## begin ROWS

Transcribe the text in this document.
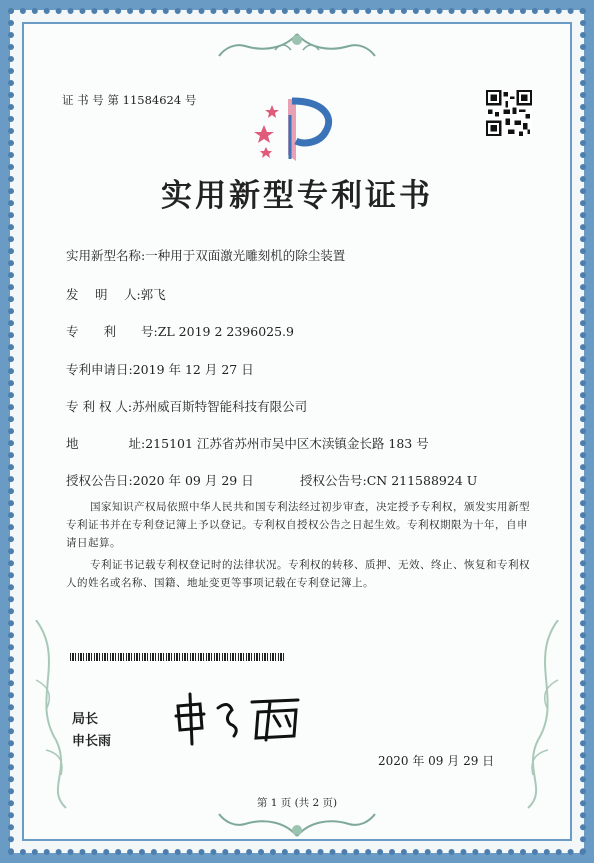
证 书 号 第 11584624 号
实用新型专利证书
实用新型名称:一种用于双面激光雕刻机的除尘装置
发　 明　 人:郭飞
专　　利　　号:ZL 2019 2 2396025.9
专利申请日:2019 年 12 月 27 日
专 利 权 人:苏州威百斯特智能科技有限公司
地　　　　址:215101 江苏省苏州市吴中区木渎镇金长路 183 号
授权公告日:2020 年 09 月 29 日	授权公告号:CN 211588924 U
国家知识产权局依照中华人民共和国专利法经过初步审查，决定授予专利权，颁发实用新型专利证书并在专利登记簿上予以登记。专利权自授权公告之日起生效。专利权期限为十年，自申请日起算。
专利证书记载专利权登记时的法律状况。专利权的转移、质押、无效、终止、恢复和专利权人的姓名或名称、国籍、地址变更等事项记载在专利登记簿上。
局长
申长雨
2020 年 09 月 29 日
第 1 页 (共 2 页)
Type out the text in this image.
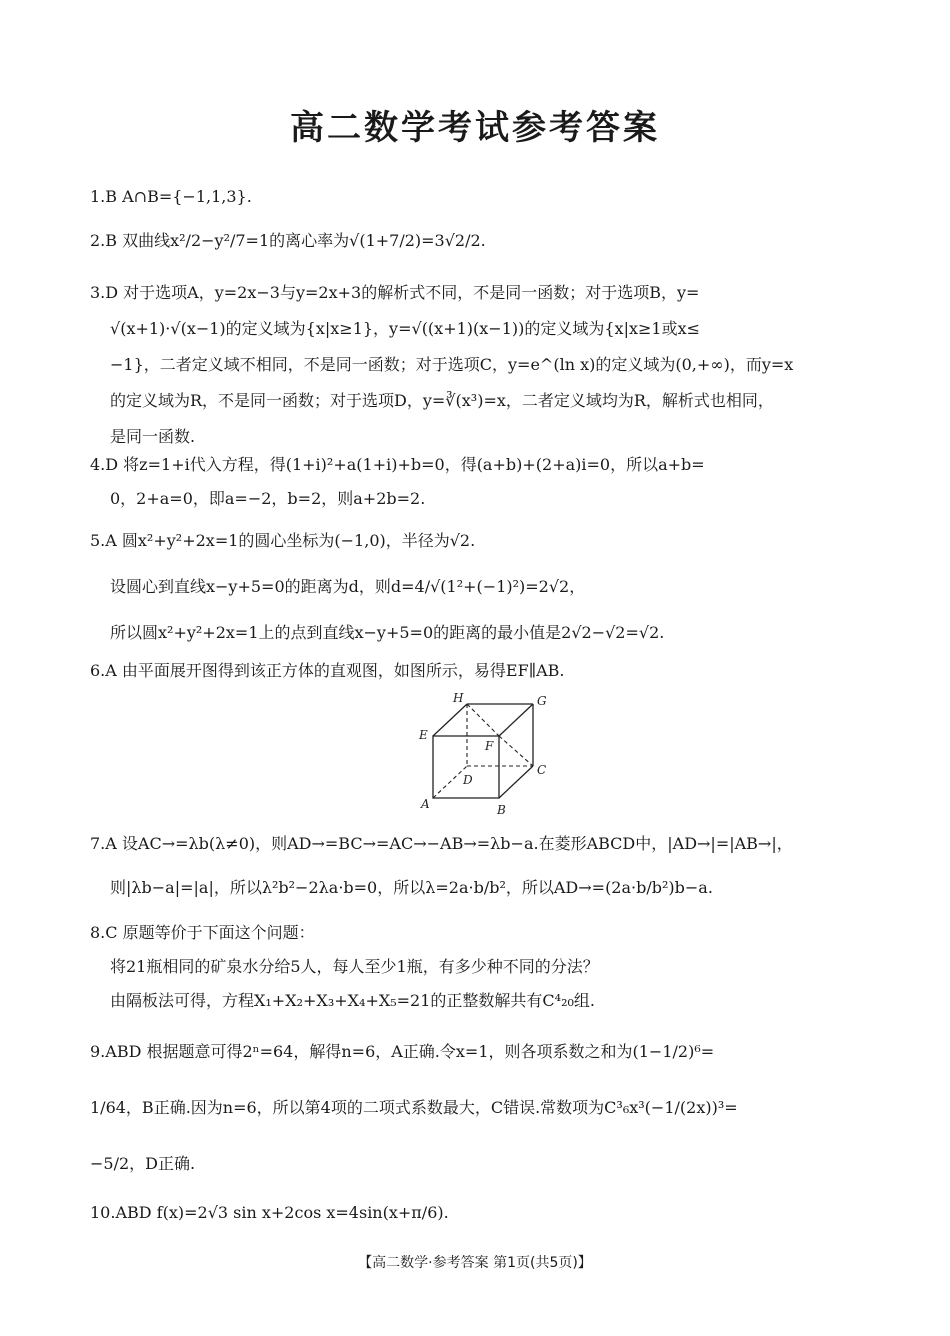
高二数学考试参考答案
1.B A∩B={−1,1,3}.
2.B 双曲线x²/2−y²/7=1的离心率为√(1+7/2)=3√2/2.
3.D 对于选项A，y=2x−3与y=2x+3的解析式不同，不是同一函数；对于选项B，y=
√(x+1)·√(x−1)的定义域为{x|x≥1}，y=√((x+1)(x−1))的定义域为{x|x≥1或x≤
−1}，二者定义域不相同，不是同一函数；对于选项C，y=e^(ln x)的定义域为(0,+∞)，而y=x
的定义域为R，不是同一函数；对于选项D，y=∛(x³)=x，二者定义域均为R，解析式也相同，
是同一函数.
4.D 将z=1+i代入方程，得(1+i)²+a(1+i)+b=0，得(a+b)+(2+a)i=0，所以a+b=
0，2+a=0，即a=−2，b=2，则a+2b=2.
5.A 圆x²+y²+2x=1的圆心坐标为(−1,0)，半径为√2.
设圆心到直线x−y+5=0的距离为d，则d=4/√(1²+(−1)²)=2√2，
所以圆x²+y²+2x=1上的点到直线x−y+5=0的距离的最小值是2√2−√2=√2.
6.A 由平面展开图得到该正方体的直观图，如图所示，易得EF∥AB.
H	G
E
F
C
D
A	B
7.A 设AC→=λb(λ≠0)，则AD→=BC→=AC→−AB→=λb−a.在菱形ABCD中，|AD→|=|AB→|，
则|λb−a|=|a|，所以λ²b²−2λa·b=0，所以λ=2a·b/b²，所以AD→=(2a·b/b²)b−a.
8.C 原题等价于下面这个问题：
将21瓶相同的矿泉水分给5人，每人至少1瓶，有多少种不同的分法？
由隔板法可得，方程X₁+X₂+X₃+X₄+X₅=21的正整数解共有C⁴₂₀组.
9.ABD 根据题意可得2ⁿ=64，解得n=6，A正确.令x=1，则各项系数之和为(1−1/2)⁶=
1/64，B正确.因为n=6，所以第4项的二项式系数最大，C错误.常数项为C³₆x³(−1/(2x))³=
−5/2，D正确.
10.ABD f(x)=2√3 sin x+2cos x=4sin(x+π/6).
【高二数学·参考答案 第1页(共5页)】
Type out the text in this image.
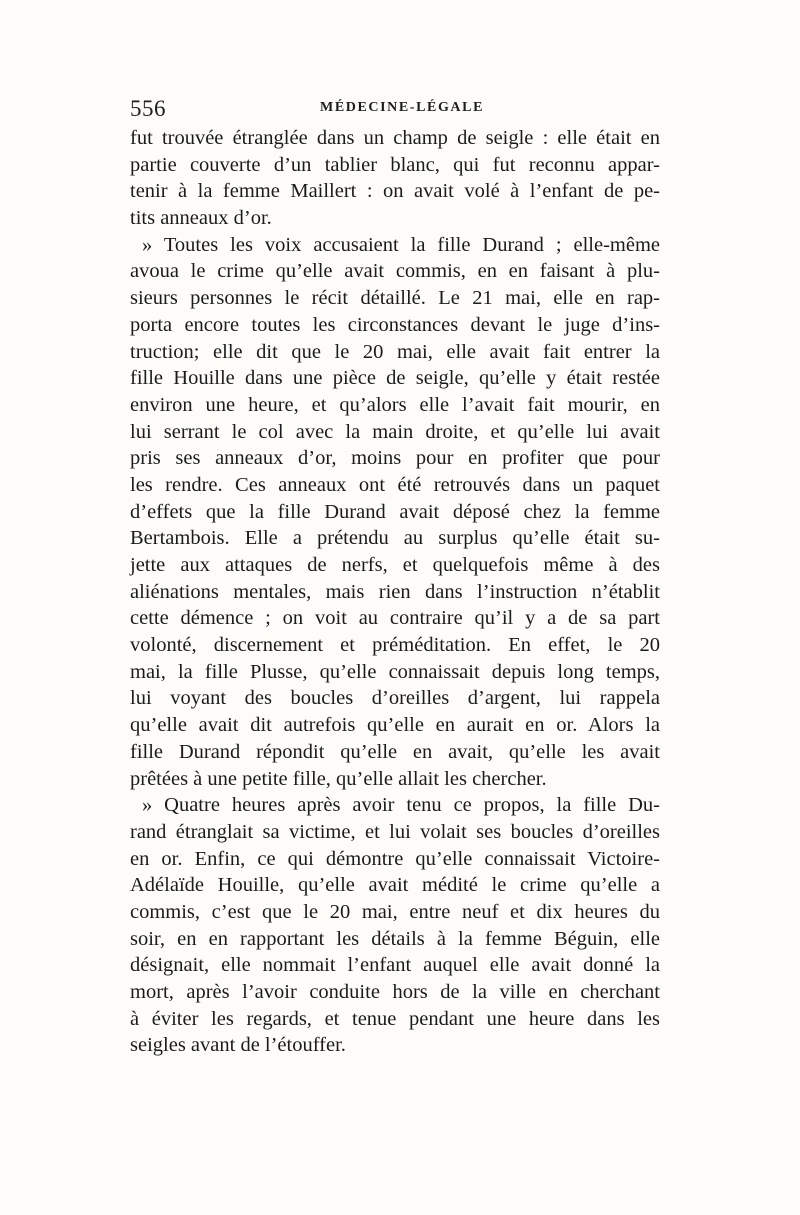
556	MÉDECINE-LÉGALE
fut trouvée étranglée dans un champ de seigle : elle était en
partie couverte d’un tablier blanc, qui fut reconnu appar-
tenir à la femme Maillert : on avait volé à l’enfant de pe-
tits anneaux d’or.
» Toutes les voix accusaient la fille Durand ; elle-même
avoua le crime qu’elle avait commis, en en faisant à plu-
sieurs personnes le récit détaillé. Le 21 mai, elle en rap-
porta encore toutes les circonstances devant le juge d’ins-
truction; elle dit que le 20 mai, elle avait fait entrer la
fille Houille dans une pièce de seigle, qu’elle y était restée
environ une heure, et qu’alors elle l’avait fait mourir, en
lui serrant le col avec la main droite, et qu’elle lui avait
pris ses anneaux d’or, moins pour en profiter que pour
les rendre. Ces anneaux ont été retrouvés dans un paquet
d’effets que la fille Durand avait déposé chez la femme
Bertambois. Elle a prétendu au surplus qu’elle était su-
jette aux attaques de nerfs, et quelquefois même à des
aliénations mentales, mais rien dans l’instruction n’établit
cette démence ; on voit au contraire qu’il y a de sa part
volonté, discernement et préméditation. En effet, le 20
mai, la fille Plusse, qu’elle connaissait depuis long temps,
lui voyant des boucles d’oreilles d’argent, lui rappela
qu’elle avait dit autrefois qu’elle en aurait en or. Alors la
fille Durand répondit qu’elle en avait, qu’elle les avait
prêtées à une petite fille, qu’elle allait les chercher.
» Quatre heures après avoir tenu ce propos, la fille Du-
rand étranglait sa victime, et lui volait ses boucles d’oreilles
en or. Enfin, ce qui démontre qu’elle connaissait Victoire-
Adélaïde Houille, qu’elle avait médité le crime qu’elle a
commis, c’est que le 20 mai, entre neuf et dix heures du
soir, en en rapportant les détails à la femme Béguin, elle
désignait, elle nommait l’enfant auquel elle avait donné la
mort, après l’avoir conduite hors de la ville en cherchant
à éviter les regards, et tenue pendant une heure dans les
seigles avant de l’étouffer.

## end ROWS

## REQUEST
Omit the pictures and restate the rest of the records verbatim.

## TASK OUTPUT
Transcribe the text in this document.
证 书 号 第 11584624 号
实用新型专利证书
实用新型名称:一种用于双面激光雕刻机的除尘装置
发　 明　 人:郭飞
专　　利　　号:ZL 2019 2 2396025.9
专利申请日:2019 年 12 月 27 日
专 利 权 人:苏州威百斯特智能科技有限公司
地　　　　址:215101 江苏省苏州市吴中区木渎镇金长路 183 号
授权公告日:2020 年 09 月 29 日	授权公告号:CN 211588924 U
国家知识产权局依照中华人民共和国专利法经过初步审查，决定授予专利权，颁发实用新型专利证书并在专利登记簿上予以登记。专利权自授权公告之日起生效。专利权期限为十年，自申请日起算。
专利证书记载专利权登记时的法律状况。专利权的转移、质押、无效、终止、恢复和专利权人的姓名或名称、国籍、地址变更等事项记载在专利登记簿上。
局长
申长雨
2020 年 09 月 29 日
第 1 页 (共 2 页)
Type out the text in this image.
高二数学考试参考答案
1.B A∩B={−1,1,3}.
2.B 双曲线x²/2−y²/7=1的离心率为√(1+7/2)=3√2/2.
3.D 对于选项A，y=2x−3与y=2x+3的解析式不同，不是同一函数；对于选项B，y=
√(x+1)·√(x−1)的定义域为{x|x≥1}，y=√((x+1)(x−1))的定义域为{x|x≥1或x≤
−1}，二者定义域不相同，不是同一函数；对于选项C，y=e^(ln x)的定义域为(0,+∞)，而y=x
的定义域为R，不是同一函数；对于选项D，y=∛(x³)=x，二者定义域均为R，解析式也相同，
是同一函数.
4.D 将z=1+i代入方程，得(1+i)²+a(1+i)+b=0，得(a+b)+(2+a)i=0，所以a+b=
0，2+a=0，即a=−2，b=2，则a+2b=2.
5.A 圆x²+y²+2x=1的圆心坐标为(−1,0)，半径为√2.
设圆心到直线x−y+5=0的距离为d，则d=4/√(1²+(−1)²)=2√2，
所以圆x²+y²+2x=1上的点到直线x−y+5=0的距离的最小值是2√2−√2=√2.
6.A 由平面展开图得到该正方体的直观图，如图所示，易得EF∥AB.
H	G
E
F
C
D
A	B
7.A 设AC→=λb(λ≠0)，则AD→=BC→=AC→−AB→=λb−a.在菱形ABCD中，|AD→|=|AB→|，
则|λb−a|=|a|，所以λ²b²−2λa·b=0，所以λ=2a·b/b²，所以AD→=(2a·b/b²)b−a.
8.C 原题等价于下面这个问题：
将21瓶相同的矿泉水分给5人，每人至少1瓶，有多少种不同的分法？
由隔板法可得，方程X₁+X₂+X₃+X₄+X₅=21的正整数解共有C⁴₂₀组.
9.ABD 根据题意可得2ⁿ=64，解得n=6，A正确.令x=1，则各项系数之和为(1−1/2)⁶=
1/64，B正确.因为n=6，所以第4项的二项式系数最大，C错误.常数项为C³₆x³(−1/(2x))³=
−5/2，D正确.
10.ABD f(x)=2√3 sin x+2cos x=4sin(x+π/6).
【高二数学·参考答案 第1页(共5页)】
Type out the text in this image.
556	MÉDECINE-LÉGALE
fut trouvée étranglée dans un champ de seigle : elle était en
partie couverte d’un tablier blanc, qui fut reconnu appar-
tenir à la femme Maillert : on avait volé à l’enfant de pe-
tits anneaux d’or.
» Toutes les voix accusaient la fille Durand ; elle-même
avoua le crime qu’elle avait commis, en en faisant à plu-
sieurs personnes le récit détaillé. Le 21 mai, elle en rap-
porta encore toutes les circonstances devant le juge d’ins-
truction; elle dit que le 20 mai, elle avait fait entrer la
fille Houille dans une pièce de seigle, qu’elle y était restée
environ une heure, et qu’alors elle l’avait fait mourir, en
lui serrant le col avec la main droite, et qu’elle lui avait
pris ses anneaux d’or, moins pour en profiter que pour
les rendre. Ces anneaux ont été retrouvés dans un paquet
d’effets que la fille Durand avait déposé chez la femme
Bertambois. Elle a prétendu au surplus qu’elle était su-
jette aux attaques de nerfs, et quelquefois même à des
aliénations mentales, mais rien dans l’instruction n’établit
cette démence ; on voit au contraire qu’il y a de sa part
volonté, discernement et préméditation. En effet, le 20
mai, la fille Plusse, qu’elle connaissait depuis long temps,
lui voyant des boucles d’oreilles d’argent, lui rappela
qu’elle avait dit autrefois qu’elle en aurait en or. Alors la
fille Durand répondit qu’elle en avait, qu’elle les avait
prêtées à une petite fille, qu’elle allait les chercher.
» Quatre heures après avoir tenu ce propos, la fille Du-
rand étranglait sa victime, et lui volait ses boucles d’oreilles
en or. Enfin, ce qui démontre qu’elle connaissait Victoire-
Adélaïde Houille, qu’elle avait médité le crime qu’elle a
commis, c’est que le 20 mai, entre neuf et dix heures du
soir, en en rapportant les détails à la femme Béguin, elle
désignait, elle nommait l’enfant auquel elle avait donné la
mort, après l’avoir conduite hors de la ville en cherchant
à éviter les regards, et tenue pendant une heure dans les
seigles avant de l’étouffer.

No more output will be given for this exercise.